START INFORMATION SUPPLIED

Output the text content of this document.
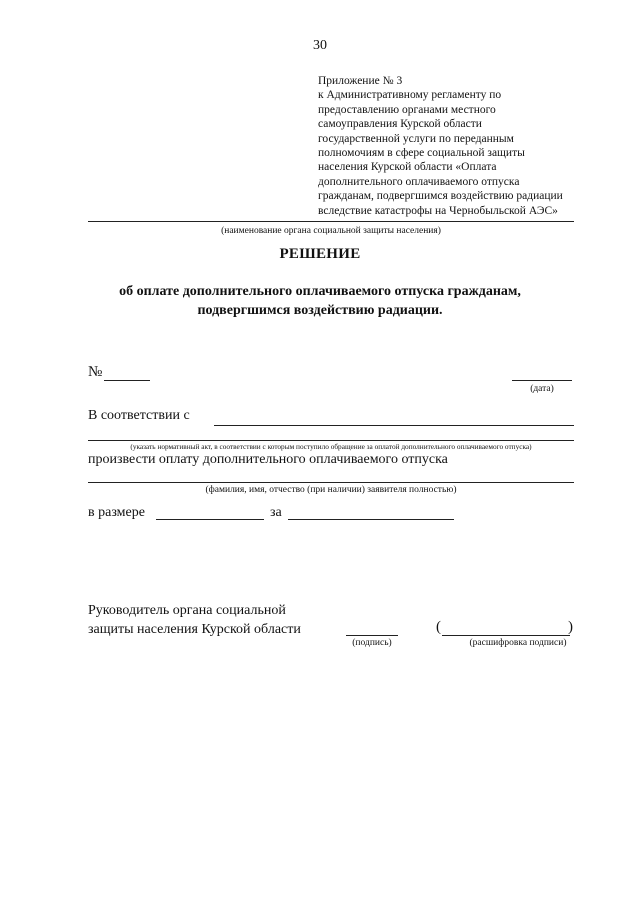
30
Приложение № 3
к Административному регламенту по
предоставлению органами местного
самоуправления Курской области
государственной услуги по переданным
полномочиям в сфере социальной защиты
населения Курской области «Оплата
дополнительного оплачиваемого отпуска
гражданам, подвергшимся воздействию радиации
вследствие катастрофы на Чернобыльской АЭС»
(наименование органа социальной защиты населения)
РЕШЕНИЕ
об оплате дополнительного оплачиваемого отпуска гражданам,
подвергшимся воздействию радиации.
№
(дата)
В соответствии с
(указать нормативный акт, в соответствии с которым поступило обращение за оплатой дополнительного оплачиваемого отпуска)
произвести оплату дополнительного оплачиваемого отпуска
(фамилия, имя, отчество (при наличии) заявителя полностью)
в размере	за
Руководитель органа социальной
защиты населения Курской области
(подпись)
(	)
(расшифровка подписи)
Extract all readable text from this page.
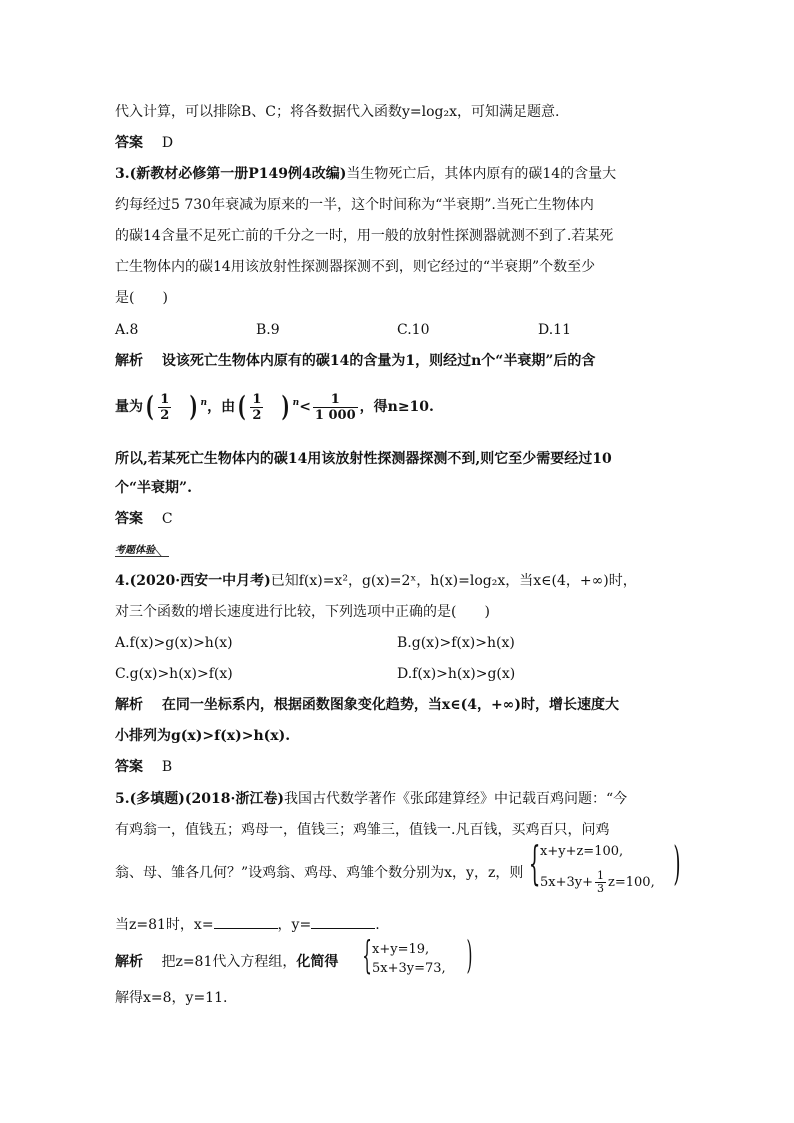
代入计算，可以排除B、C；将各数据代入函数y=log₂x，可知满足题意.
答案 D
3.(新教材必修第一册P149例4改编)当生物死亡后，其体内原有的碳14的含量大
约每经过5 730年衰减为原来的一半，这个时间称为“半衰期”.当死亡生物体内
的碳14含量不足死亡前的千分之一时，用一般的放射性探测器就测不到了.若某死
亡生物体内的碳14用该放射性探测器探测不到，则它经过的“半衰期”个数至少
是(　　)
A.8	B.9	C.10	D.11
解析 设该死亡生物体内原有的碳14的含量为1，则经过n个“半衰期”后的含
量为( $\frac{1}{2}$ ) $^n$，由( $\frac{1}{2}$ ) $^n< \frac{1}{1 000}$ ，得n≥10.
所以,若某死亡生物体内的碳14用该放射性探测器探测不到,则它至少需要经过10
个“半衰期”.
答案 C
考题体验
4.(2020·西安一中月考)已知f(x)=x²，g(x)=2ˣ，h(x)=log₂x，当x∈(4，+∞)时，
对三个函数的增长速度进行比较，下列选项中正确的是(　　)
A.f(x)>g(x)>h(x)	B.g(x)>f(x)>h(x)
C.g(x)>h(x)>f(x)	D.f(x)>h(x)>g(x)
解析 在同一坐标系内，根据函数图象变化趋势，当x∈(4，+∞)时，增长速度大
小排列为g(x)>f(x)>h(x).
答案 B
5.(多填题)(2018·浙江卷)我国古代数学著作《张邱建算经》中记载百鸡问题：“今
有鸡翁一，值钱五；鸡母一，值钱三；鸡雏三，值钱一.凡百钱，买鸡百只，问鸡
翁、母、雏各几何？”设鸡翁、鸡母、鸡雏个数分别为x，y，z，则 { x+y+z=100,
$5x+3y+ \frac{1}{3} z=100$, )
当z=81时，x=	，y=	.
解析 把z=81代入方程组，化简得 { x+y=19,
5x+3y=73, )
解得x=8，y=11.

END INFORMATION SUPPLIED
START INFORMATION SUPPLIED

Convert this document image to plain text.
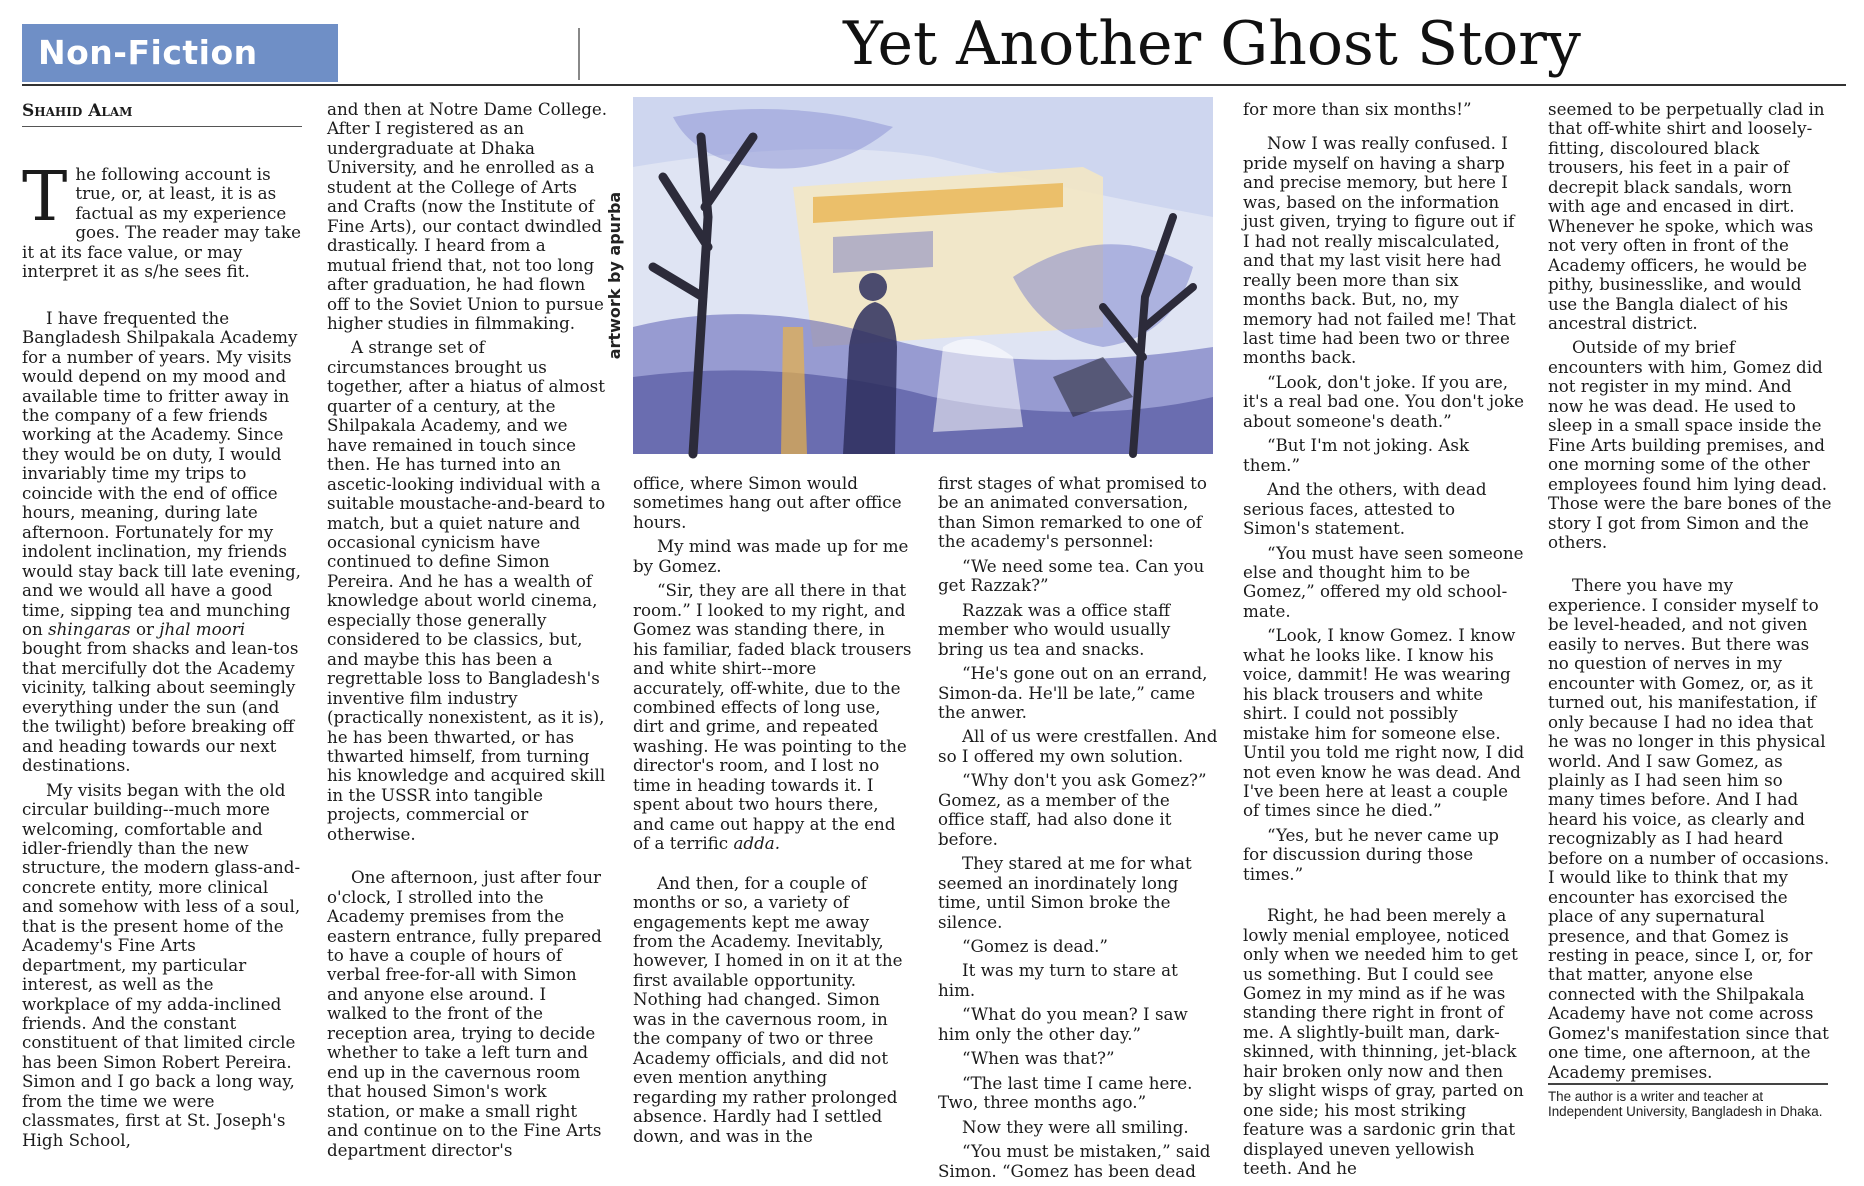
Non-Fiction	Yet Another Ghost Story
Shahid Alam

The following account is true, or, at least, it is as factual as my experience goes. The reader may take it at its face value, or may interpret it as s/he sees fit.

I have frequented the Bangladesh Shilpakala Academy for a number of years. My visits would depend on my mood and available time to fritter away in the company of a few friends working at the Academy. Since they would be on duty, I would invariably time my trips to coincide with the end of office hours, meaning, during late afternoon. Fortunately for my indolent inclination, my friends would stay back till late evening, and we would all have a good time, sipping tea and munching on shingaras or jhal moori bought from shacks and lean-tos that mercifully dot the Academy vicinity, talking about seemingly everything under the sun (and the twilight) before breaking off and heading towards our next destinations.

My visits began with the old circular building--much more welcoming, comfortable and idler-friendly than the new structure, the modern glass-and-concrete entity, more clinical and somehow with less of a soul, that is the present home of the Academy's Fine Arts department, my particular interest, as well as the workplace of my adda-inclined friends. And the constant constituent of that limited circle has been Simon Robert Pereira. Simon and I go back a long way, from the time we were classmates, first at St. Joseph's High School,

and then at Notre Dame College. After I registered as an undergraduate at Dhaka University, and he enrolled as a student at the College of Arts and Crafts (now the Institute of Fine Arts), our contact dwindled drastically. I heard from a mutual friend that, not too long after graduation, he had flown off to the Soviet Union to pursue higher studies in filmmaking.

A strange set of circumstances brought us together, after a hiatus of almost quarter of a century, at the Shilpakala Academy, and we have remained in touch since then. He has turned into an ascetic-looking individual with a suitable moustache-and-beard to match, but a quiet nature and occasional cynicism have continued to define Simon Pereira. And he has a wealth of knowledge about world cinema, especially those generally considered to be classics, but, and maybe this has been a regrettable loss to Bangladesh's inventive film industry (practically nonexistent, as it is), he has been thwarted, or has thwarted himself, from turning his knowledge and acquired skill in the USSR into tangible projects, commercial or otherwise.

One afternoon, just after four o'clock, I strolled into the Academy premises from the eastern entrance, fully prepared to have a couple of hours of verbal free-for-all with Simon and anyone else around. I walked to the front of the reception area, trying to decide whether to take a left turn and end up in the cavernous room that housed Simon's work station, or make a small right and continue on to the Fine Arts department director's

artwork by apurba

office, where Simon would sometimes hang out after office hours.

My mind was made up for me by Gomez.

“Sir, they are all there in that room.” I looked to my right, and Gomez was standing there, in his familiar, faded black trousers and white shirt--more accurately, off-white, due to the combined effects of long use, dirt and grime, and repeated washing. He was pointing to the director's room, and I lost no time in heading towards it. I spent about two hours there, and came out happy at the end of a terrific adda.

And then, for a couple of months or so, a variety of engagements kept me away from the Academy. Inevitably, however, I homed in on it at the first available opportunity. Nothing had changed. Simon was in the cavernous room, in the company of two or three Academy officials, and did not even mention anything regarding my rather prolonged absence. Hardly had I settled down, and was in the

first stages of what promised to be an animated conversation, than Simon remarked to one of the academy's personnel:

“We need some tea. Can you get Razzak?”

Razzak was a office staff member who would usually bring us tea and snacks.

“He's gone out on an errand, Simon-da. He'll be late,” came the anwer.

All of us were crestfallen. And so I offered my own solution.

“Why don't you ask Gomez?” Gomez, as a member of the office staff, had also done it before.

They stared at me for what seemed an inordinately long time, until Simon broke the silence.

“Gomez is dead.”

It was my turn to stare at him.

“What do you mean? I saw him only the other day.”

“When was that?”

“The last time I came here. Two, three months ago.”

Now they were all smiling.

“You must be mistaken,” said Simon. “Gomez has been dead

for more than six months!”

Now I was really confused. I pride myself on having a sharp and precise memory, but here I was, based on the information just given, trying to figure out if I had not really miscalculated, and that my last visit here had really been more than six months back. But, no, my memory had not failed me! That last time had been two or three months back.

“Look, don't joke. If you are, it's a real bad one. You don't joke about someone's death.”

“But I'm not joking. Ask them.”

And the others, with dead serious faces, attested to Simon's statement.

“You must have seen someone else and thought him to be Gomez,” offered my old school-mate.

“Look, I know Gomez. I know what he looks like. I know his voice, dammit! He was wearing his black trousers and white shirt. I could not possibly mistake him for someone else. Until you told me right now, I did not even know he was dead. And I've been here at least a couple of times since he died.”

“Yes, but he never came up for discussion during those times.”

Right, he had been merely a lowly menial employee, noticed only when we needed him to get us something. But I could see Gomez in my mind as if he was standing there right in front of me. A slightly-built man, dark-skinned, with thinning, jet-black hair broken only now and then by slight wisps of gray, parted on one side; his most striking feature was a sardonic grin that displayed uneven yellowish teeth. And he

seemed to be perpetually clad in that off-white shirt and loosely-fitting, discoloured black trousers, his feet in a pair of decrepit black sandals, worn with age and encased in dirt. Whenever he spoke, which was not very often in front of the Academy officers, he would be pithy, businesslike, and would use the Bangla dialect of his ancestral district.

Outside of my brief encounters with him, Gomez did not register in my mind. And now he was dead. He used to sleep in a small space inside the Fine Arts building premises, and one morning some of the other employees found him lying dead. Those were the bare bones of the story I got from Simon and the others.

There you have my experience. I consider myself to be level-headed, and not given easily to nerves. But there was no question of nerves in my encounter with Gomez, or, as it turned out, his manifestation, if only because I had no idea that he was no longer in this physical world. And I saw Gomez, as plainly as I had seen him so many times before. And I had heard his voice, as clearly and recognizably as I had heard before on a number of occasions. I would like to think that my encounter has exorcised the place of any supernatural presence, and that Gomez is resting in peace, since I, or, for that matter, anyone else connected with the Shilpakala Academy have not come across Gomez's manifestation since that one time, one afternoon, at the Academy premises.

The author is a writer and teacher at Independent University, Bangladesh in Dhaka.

END INFORMATION SUPPLIED
START INFORMATION SUPPLIED

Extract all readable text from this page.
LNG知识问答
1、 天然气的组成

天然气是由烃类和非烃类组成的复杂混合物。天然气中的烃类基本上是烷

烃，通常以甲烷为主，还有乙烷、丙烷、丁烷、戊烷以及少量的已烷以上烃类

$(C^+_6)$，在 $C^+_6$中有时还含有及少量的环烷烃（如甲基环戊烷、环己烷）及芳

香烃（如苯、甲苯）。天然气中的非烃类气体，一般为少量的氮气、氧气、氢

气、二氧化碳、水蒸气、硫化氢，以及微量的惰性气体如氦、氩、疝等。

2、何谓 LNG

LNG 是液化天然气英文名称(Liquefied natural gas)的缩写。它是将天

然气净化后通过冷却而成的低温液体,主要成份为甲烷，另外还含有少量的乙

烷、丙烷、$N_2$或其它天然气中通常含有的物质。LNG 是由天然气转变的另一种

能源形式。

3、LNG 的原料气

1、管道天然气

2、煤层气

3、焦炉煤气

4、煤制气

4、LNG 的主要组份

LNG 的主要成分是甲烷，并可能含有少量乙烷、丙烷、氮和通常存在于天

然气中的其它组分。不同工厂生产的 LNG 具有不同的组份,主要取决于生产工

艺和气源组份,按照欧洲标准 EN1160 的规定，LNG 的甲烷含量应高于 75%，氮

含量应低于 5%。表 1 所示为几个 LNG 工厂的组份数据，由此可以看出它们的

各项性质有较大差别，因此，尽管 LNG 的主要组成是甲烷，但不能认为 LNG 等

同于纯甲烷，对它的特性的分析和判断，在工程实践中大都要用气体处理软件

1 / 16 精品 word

END INFORMATION SUPPLIED

**TASK DETAILS:**
For the entries shown above, give the number of lines that include the word "дополнительного", without any other text.

**EXERCISE SOLUTION:**
4